▶ **What is required**
Give only the number of lines below that contain the word "different".

· · · ·

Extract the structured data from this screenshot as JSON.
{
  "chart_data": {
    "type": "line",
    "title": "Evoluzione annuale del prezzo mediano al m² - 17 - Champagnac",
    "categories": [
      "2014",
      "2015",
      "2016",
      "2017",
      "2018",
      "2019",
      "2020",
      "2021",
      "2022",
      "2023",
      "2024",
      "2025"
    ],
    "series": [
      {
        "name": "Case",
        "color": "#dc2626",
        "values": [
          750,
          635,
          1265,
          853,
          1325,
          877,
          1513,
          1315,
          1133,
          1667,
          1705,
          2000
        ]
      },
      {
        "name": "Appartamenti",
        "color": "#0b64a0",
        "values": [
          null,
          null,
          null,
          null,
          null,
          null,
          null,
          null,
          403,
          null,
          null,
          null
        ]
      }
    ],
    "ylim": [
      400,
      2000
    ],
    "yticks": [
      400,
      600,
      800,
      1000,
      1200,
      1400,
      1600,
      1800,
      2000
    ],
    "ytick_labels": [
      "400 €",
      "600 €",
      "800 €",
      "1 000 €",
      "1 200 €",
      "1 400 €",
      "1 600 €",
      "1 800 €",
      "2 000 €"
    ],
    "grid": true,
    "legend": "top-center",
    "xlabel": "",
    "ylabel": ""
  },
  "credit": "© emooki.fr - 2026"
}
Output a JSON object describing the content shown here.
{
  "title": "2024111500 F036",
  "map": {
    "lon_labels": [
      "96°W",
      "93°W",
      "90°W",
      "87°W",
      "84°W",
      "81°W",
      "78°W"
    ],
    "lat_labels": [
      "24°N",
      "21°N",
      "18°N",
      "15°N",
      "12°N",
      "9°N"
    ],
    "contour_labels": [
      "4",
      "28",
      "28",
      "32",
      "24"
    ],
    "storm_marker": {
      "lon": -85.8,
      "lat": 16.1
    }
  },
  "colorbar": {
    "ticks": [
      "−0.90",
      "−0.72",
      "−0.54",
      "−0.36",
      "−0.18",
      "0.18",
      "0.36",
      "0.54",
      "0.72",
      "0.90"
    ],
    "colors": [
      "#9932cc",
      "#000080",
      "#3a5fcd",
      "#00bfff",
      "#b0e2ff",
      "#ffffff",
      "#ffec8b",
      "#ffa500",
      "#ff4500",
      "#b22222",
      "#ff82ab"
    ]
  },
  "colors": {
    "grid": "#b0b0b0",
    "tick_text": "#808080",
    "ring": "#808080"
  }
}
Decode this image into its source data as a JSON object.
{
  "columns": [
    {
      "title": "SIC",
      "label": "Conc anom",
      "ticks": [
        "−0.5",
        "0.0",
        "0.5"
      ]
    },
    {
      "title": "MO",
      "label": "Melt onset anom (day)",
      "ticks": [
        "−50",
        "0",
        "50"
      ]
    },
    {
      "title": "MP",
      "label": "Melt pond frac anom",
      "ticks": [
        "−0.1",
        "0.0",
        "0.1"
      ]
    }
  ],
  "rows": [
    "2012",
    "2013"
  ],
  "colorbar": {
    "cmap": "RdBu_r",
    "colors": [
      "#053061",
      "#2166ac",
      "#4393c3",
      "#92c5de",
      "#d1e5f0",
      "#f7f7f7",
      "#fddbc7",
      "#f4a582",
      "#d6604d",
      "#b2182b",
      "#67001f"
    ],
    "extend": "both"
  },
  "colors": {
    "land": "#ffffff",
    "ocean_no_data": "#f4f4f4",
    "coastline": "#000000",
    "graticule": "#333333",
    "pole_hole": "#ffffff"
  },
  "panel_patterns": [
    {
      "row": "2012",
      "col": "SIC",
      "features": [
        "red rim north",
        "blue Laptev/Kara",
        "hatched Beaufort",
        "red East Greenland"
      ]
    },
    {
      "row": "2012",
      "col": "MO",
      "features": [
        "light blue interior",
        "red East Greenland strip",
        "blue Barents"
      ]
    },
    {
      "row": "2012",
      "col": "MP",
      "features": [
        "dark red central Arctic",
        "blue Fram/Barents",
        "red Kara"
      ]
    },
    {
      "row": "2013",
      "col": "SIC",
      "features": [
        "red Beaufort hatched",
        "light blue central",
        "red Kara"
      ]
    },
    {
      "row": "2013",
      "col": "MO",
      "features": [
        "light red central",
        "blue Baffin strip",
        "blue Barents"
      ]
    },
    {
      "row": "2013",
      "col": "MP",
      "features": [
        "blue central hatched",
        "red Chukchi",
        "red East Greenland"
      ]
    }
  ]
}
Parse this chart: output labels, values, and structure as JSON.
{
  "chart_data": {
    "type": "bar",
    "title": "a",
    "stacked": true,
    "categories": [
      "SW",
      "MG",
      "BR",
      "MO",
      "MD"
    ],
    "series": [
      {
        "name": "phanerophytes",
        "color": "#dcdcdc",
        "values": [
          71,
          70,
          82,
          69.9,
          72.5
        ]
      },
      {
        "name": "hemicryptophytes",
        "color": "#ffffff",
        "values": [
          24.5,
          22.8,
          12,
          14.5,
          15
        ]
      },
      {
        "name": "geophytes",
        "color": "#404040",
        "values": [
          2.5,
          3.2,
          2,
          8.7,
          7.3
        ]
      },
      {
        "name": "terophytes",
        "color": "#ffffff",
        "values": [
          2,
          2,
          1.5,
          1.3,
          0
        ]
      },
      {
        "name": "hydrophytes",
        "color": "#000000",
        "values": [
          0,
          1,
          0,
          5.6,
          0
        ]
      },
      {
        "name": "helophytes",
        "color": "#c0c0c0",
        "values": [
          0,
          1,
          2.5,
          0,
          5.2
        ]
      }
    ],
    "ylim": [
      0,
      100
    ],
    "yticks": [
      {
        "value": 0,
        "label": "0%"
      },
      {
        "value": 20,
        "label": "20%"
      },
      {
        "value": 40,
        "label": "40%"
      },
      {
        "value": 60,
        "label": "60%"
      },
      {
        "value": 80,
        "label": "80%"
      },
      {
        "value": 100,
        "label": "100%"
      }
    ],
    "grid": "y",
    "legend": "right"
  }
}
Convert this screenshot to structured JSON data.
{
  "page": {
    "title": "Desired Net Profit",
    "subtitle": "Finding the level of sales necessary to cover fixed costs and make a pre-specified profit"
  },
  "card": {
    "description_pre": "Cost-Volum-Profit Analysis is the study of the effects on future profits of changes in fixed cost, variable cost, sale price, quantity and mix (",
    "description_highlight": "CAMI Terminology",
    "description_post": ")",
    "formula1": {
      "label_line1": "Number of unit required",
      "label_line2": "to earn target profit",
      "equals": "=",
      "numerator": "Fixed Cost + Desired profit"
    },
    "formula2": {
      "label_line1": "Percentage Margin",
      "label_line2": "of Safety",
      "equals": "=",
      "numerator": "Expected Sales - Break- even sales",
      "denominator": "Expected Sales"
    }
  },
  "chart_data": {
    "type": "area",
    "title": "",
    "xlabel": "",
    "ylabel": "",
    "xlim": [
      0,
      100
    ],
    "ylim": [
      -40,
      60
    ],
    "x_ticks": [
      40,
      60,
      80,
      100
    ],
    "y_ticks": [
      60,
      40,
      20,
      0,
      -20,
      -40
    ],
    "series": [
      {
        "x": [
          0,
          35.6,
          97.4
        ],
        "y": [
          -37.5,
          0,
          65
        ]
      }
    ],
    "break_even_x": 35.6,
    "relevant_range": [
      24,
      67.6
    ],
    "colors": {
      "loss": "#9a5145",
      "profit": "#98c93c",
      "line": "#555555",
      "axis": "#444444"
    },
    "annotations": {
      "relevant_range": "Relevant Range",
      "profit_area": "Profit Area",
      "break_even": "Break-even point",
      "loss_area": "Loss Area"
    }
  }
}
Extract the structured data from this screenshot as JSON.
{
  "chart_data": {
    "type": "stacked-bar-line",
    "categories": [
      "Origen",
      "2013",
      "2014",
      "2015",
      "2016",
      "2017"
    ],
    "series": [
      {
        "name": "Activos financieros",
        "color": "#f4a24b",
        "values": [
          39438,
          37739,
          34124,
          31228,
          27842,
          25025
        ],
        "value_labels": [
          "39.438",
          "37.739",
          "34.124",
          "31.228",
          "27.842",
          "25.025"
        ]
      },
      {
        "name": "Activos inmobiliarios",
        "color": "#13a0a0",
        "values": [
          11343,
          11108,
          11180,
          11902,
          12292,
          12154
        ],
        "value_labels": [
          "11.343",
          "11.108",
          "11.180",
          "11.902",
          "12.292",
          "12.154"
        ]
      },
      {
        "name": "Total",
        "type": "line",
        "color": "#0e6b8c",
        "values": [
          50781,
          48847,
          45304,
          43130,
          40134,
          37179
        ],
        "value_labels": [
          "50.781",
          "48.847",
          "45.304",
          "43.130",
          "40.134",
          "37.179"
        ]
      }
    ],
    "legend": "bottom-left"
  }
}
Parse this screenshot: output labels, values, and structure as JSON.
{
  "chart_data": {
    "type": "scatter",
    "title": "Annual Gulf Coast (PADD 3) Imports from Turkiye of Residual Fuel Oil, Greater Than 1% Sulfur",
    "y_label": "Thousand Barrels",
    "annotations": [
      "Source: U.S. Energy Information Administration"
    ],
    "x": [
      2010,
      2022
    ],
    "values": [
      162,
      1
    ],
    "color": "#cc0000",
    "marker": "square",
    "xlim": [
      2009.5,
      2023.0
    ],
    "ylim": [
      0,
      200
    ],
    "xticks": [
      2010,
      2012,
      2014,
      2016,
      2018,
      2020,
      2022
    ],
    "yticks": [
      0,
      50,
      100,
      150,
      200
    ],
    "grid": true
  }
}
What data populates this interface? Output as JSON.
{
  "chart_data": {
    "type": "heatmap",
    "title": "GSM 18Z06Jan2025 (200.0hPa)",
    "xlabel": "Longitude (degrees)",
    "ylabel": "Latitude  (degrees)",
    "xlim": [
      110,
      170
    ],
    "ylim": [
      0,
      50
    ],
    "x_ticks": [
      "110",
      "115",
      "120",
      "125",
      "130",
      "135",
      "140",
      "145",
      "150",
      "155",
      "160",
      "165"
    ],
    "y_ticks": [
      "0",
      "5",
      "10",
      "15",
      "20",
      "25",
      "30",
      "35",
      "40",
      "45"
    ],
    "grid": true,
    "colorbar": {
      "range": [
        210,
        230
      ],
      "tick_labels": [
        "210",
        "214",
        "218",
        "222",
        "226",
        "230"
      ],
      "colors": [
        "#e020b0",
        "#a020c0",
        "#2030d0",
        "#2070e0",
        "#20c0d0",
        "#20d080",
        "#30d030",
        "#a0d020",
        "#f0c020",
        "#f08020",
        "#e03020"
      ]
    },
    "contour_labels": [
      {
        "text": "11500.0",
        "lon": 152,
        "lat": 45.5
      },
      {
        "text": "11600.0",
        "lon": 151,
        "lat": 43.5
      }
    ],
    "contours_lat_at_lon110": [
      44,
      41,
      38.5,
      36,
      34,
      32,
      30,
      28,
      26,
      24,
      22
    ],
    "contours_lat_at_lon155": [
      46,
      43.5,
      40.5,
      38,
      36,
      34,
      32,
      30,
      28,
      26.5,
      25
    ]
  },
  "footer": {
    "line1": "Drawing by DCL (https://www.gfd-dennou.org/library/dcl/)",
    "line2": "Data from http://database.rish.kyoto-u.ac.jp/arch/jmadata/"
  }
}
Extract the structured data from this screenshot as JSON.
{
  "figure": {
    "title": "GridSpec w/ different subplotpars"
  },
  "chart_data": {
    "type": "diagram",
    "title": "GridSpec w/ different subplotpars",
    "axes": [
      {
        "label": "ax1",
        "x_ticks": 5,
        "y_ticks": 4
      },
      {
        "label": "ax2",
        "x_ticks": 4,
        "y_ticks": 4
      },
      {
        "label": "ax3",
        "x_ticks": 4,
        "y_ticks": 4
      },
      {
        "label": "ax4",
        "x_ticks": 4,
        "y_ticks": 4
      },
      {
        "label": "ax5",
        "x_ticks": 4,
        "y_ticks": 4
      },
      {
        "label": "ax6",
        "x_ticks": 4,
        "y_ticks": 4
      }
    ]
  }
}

· · · ·

▶ **Response to this exercise**
2